Items from a data source:

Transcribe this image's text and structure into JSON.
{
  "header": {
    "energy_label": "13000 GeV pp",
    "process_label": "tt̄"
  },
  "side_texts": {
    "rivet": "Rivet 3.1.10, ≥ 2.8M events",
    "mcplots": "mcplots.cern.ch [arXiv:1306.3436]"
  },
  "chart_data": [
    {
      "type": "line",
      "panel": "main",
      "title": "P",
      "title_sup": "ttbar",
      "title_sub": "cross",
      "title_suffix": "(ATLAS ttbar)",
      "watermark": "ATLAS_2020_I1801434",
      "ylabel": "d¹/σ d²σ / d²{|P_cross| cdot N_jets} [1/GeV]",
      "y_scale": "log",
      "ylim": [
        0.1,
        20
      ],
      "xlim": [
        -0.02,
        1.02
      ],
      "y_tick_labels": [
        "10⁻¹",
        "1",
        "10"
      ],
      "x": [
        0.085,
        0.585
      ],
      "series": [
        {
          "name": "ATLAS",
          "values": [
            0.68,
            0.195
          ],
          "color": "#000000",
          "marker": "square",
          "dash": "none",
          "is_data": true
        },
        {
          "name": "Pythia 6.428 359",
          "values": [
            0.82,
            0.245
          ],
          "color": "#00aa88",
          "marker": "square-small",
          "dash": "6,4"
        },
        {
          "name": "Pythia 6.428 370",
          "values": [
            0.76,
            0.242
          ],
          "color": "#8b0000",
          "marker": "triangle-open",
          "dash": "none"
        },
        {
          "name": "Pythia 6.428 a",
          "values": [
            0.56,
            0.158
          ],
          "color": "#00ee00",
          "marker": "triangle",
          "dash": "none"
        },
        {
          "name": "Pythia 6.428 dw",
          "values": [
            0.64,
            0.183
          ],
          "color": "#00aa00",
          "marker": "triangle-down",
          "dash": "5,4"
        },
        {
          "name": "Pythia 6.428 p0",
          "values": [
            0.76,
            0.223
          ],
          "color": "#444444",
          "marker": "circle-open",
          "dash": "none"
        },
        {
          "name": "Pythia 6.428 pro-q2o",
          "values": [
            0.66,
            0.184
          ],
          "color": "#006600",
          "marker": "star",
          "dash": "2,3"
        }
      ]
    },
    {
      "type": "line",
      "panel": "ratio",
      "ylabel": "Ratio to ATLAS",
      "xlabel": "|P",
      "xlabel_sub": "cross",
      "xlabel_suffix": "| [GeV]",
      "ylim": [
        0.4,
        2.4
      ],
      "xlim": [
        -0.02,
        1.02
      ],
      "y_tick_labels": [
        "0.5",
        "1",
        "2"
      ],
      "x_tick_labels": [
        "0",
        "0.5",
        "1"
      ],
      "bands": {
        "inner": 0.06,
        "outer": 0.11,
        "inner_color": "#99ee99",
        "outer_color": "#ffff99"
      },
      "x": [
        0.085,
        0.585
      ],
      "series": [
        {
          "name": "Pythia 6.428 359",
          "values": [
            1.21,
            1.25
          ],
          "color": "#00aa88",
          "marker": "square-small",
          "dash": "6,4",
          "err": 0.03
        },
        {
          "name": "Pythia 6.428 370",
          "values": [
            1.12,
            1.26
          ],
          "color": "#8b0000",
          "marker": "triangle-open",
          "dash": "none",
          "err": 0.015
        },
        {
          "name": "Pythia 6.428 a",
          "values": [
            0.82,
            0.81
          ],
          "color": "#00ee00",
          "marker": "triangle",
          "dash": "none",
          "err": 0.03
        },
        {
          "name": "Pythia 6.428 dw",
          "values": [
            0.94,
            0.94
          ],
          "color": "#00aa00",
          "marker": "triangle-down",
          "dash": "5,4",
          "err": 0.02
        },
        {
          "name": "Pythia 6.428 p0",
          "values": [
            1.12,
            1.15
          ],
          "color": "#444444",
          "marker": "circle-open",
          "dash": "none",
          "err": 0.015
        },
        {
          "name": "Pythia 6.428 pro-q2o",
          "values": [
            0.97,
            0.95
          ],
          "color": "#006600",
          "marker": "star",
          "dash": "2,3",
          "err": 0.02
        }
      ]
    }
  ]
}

▸ **Your instructions**
The records above should be returned exactly.

▸ **Correct answer**
Transcribe this image's text and structure into JSON.
{
  "header": {
    "energy_label": "13000 GeV pp",
    "process_label": "tt̄"
  },
  "side_texts": {
    "rivet": "Rivet 3.1.10, ≥ 2.8M events",
    "mcplots": "mcplots.cern.ch [arXiv:1306.3436]"
  },
  "chart_data": [
    {
      "type": "line",
      "panel": "main",
      "title": "P",
      "title_sup": "ttbar",
      "title_sub": "cross",
      "title_suffix": "(ATLAS ttbar)",
      "watermark": "ATLAS_2020_I1801434",
      "ylabel": "d¹/σ d²σ / d²{|P_cross| cdot N_jets} [1/GeV]",
      "y_scale": "log",
      "ylim": [
        0.1,
        20
      ],
      "xlim": [
        -0.02,
        1.02
      ],
      "y_tick_labels": [
        "10⁻¹",
        "1",
        "10"
      ],
      "x": [
        0.085,
        0.585
      ],
      "series": [
        {
          "name": "ATLAS",
          "values": [
            0.68,
            0.195
          ],
          "color": "#000000",
          "marker": "square",
          "dash": "none",
          "is_data": true
        },
        {
          "name": "Pythia 6.428 359",
          "values": [
            0.82,
            0.245
          ],
          "color": "#00aa88",
          "marker": "square-small",
          "dash": "6,4"
        },
        {
          "name": "Pythia 6.428 370",
          "values": [
            0.76,
            0.242
          ],
          "color": "#8b0000",
          "marker": "triangle-open",
          "dash": "none"
        },
        {
          "name": "Pythia 6.428 a",
          "values": [
            0.56,
            0.158
          ],
          "color": "#00ee00",
          "marker": "triangle",
          "dash": "none"
        },
        {
          "name": "Pythia 6.428 dw",
          "values": [
            0.64,
            0.183
          ],
          "color": "#00aa00",
          "marker": "triangle-down",
          "dash": "5,4"
        },
        {
          "name": "Pythia 6.428 p0",
          "values": [
            0.76,
            0.223
          ],
          "color": "#444444",
          "marker": "circle-open",
          "dash": "none"
        },
        {
          "name": "Pythia 6.428 pro-q2o",
          "values": [
            0.66,
            0.184
          ],
          "color": "#006600",
          "marker": "star",
          "dash": "2,3"
        }
      ]
    },
    {
      "type": "line",
      "panel": "ratio",
      "ylabel": "Ratio to ATLAS",
      "xlabel": "|P",
      "xlabel_sub": "cross",
      "xlabel_suffix": "| [GeV]",
      "ylim": [
        0.4,
        2.4
      ],
      "xlim": [
        -0.02,
        1.02
      ],
      "y_tick_labels": [
        "0.5",
        "1",
        "2"
      ],
      "x_tick_labels": [
        "0",
        "0.5",
        "1"
      ],
      "bands": {
        "inner": 0.06,
        "outer": 0.11,
        "inner_color": "#99ee99",
        "outer_color": "#ffff99"
      },
      "x": [
        0.085,
        0.585
      ],
      "series": [
        {
          "name": "Pythia 6.428 359",
          "values": [
            1.21,
            1.25
          ],
          "color": "#00aa88",
          "marker": "square-small",
          "dash": "6,4",
          "err": 0.03
        },
        {
          "name": "Pythia 6.428 370",
          "values": [
            1.12,
            1.26
          ],
          "color": "#8b0000",
          "marker": "triangle-open",
          "dash": "none",
          "err": 0.015
        },
        {
          "name": "Pythia 6.428 a",
          "values": [
            0.82,
            0.81
          ],
          "color": "#00ee00",
          "marker": "triangle",
          "dash": "none",
          "err": 0.03
        },
        {
          "name": "Pythia 6.428 dw",
          "values": [
            0.94,
            0.94
          ],
          "color": "#00aa00",
          "marker": "triangle-down",
          "dash": "5,4",
          "err": 0.02
        },
        {
          "name": "Pythia 6.428 p0",
          "values": [
            1.12,
            1.15
          ],
          "color": "#444444",
          "marker": "circle-open",
          "dash": "none",
          "err": 0.015
        },
        {
          "name": "Pythia 6.428 pro-q2o",
          "values": [
            0.97,
            0.95
          ],
          "color": "#006600",
          "marker": "star",
          "dash": "2,3",
          "err": 0.02
        }
      ]
    }
  ]
}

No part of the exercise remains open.